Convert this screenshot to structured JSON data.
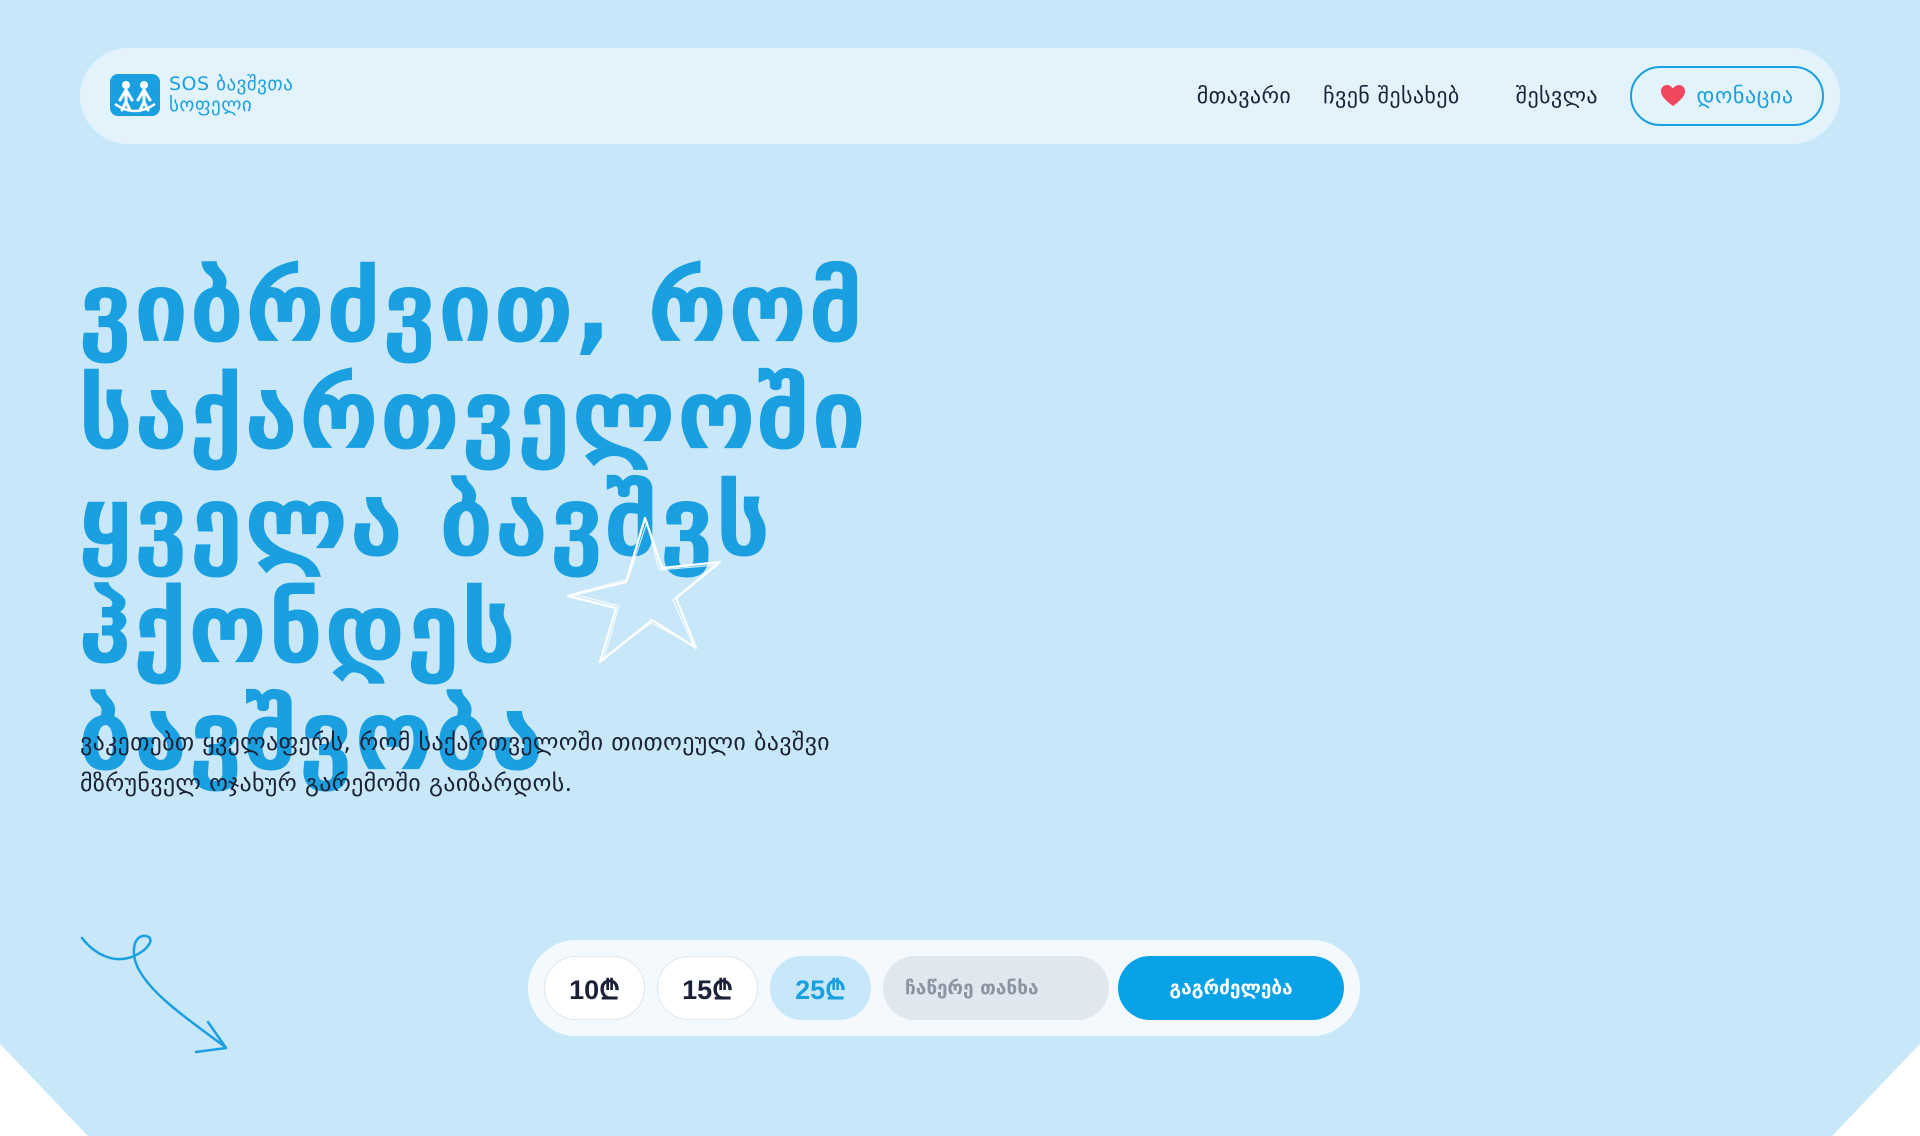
{
  "header": {
    "logo_line1": "SOS ბავშვთა",
    "logo_line2": "სოფელი",
    "nav": {
      "home": "მთავარი",
      "about": "ჩვენ შესახებ",
      "login": "შესვლა",
      "donate": "დონაცია"
    }
  },
  "hero": {
    "title_lines": [
      "ვიბრძვით, რომ",
      "საქართველოში",
      "ყველა ბავშვს",
      "ჰქონდეს",
      "ბავშვობა"
    ],
    "subtitle_lines": [
      "ვაკეთებთ ყველაფერს, რომ საქართველოში თითოეული ბავშვი",
      "მზრუნველ ოჯახურ გარემოში გაიზარდოს."
    ]
  },
  "donation": {
    "amounts": [
      "10₾",
      "15₾",
      "25₾"
    ],
    "selected_amount": "25₾",
    "custom_placeholder": "ჩაწერე თანხა",
    "continue_label": "გაგრძელება"
  },
  "icons": [
    "sos-logo-icon",
    "heart-icon",
    "star-doodle-icon",
    "curly-arrow-icon"
  ],
  "colors": {
    "background": "#c8e8f9",
    "accent": "#1aa0e0",
    "button": "#0aa2e6",
    "heart": "#f0465e",
    "text_dark": "#1b2238"
  }
}
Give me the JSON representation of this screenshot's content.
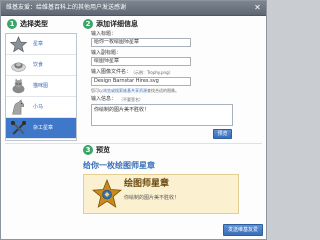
{
  "window": {
    "title": "维基友爱：给维基百科上的其他用户发送感谢"
  },
  "step1": {
    "number": "1",
    "heading": "选择类型"
  },
  "types": [
    {
      "label": "星章",
      "icon": "gray-star-icon"
    },
    {
      "label": "饮食",
      "icon": "food-icon"
    },
    {
      "label": "猫咪图",
      "icon": "cat-icon"
    },
    {
      "label": "小马",
      "icon": "horse-icon"
    },
    {
      "label": "杂工星章",
      "icon": "tools-icon",
      "selected": true
    }
  ],
  "step2": {
    "number": "2",
    "heading": "添加详细信息",
    "title_label": "输入标题：",
    "title_value": "给你一枚绘图师星章",
    "subtitle_label": "输入副标题：",
    "subtitle_value": "绘图师星章",
    "image_label": "输入图像文件名：",
    "image_placeholder": "（示例：Trophy.png）",
    "image_value": "Design Barnstar Hires.svg",
    "image_hint": "您可以",
    "image_hint_link": "浏览或搜索维基共享资源",
    "image_hint_tail": "查找合适的图像。",
    "message_label": "输入信息：",
    "message_hint": "（不要签名）",
    "message_value": "你绘制的图片美不胜收！",
    "preview_button": "预览"
  },
  "step3": {
    "number": "3",
    "heading": "预览",
    "preview_heading": "给你一枚绘图师星章",
    "barnstar_title": "绘图师星章",
    "barnstar_message": "你绘制的图片美不胜收！"
  },
  "submit_button": "发送维基友爱",
  "colors": {
    "accent": "#3a6fb8",
    "step": "#3aa66a",
    "preview_bg": "#fbf0cf"
  }
}
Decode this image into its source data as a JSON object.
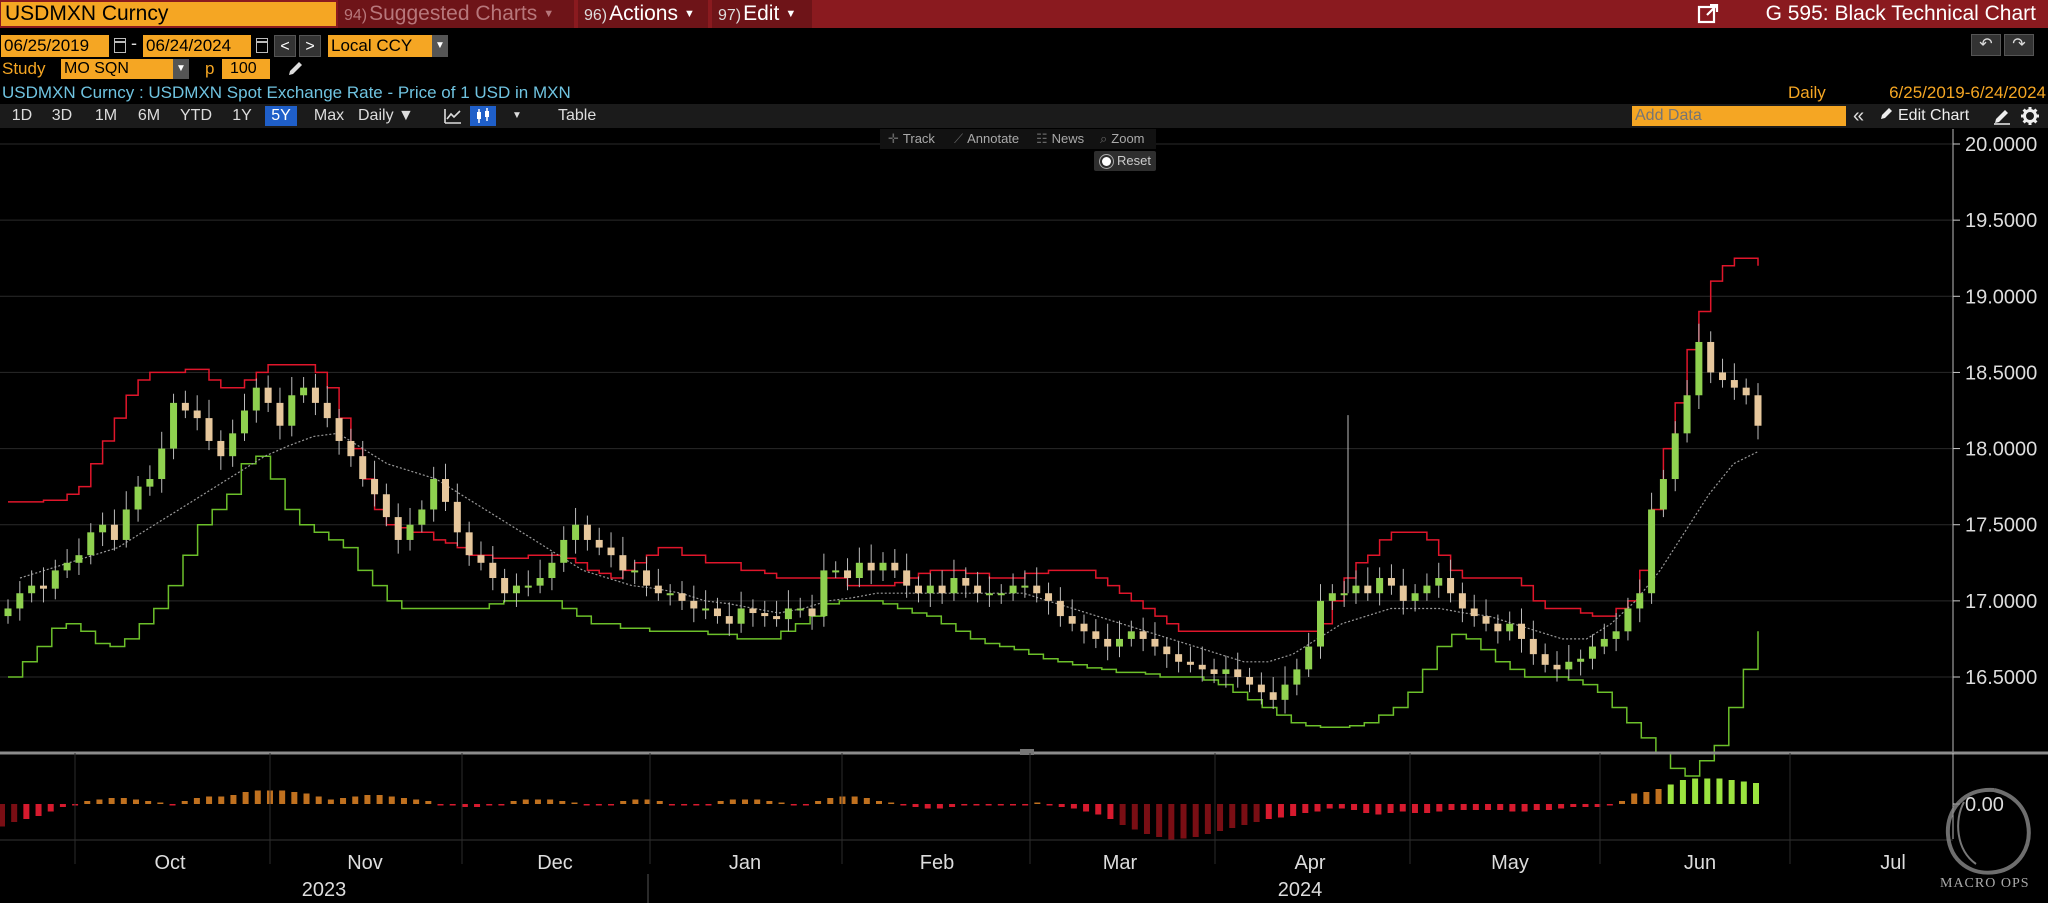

> [EXERCISE REQUIREMENTS] Say how many lines in the records hold the string "data", and say nothing else.

> [EXERCISE RESULT] 2